— Begin —

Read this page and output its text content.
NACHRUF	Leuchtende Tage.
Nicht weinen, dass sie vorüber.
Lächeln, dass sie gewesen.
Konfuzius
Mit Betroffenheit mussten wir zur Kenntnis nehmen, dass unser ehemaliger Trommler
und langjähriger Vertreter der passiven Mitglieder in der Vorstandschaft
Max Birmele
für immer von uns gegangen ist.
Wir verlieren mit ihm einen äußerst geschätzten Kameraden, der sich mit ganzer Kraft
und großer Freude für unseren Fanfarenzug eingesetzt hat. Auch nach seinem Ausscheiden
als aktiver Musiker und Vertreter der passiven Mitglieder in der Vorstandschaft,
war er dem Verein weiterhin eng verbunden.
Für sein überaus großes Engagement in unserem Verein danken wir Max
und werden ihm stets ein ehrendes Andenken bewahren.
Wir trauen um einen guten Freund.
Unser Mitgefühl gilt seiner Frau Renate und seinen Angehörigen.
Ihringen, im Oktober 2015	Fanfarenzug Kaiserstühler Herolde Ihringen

— End —

TASK OBJECTIVE
Output all of the data again, exactly.

FINAL RESULT
Read this page and output its text content.
NACHRUF	Leuchtende Tage.
Nicht weinen, dass sie vorüber.
Lächeln, dass sie gewesen.
Konfuzius
Mit Betroffenheit mussten wir zur Kenntnis nehmen, dass unser ehemaliger Trommler
und langjähriger Vertreter der passiven Mitglieder in der Vorstandschaft
Max Birmele
für immer von uns gegangen ist.
Wir verlieren mit ihm einen äußerst geschätzten Kameraden, der sich mit ganzer Kraft
und großer Freude für unseren Fanfarenzug eingesetzt hat. Auch nach seinem Ausscheiden
als aktiver Musiker und Vertreter der passiven Mitglieder in der Vorstandschaft,
war er dem Verein weiterhin eng verbunden.
Für sein überaus großes Engagement in unserem Verein danken wir Max
und werden ihm stets ein ehrendes Andenken bewahren.
Wir trauen um einen guten Freund.
Unser Mitgefühl gilt seiner Frau Renate und seinen Angehörigen.
Ihringen, im Oktober 2015	Fanfarenzug Kaiserstühler Herolde Ihringen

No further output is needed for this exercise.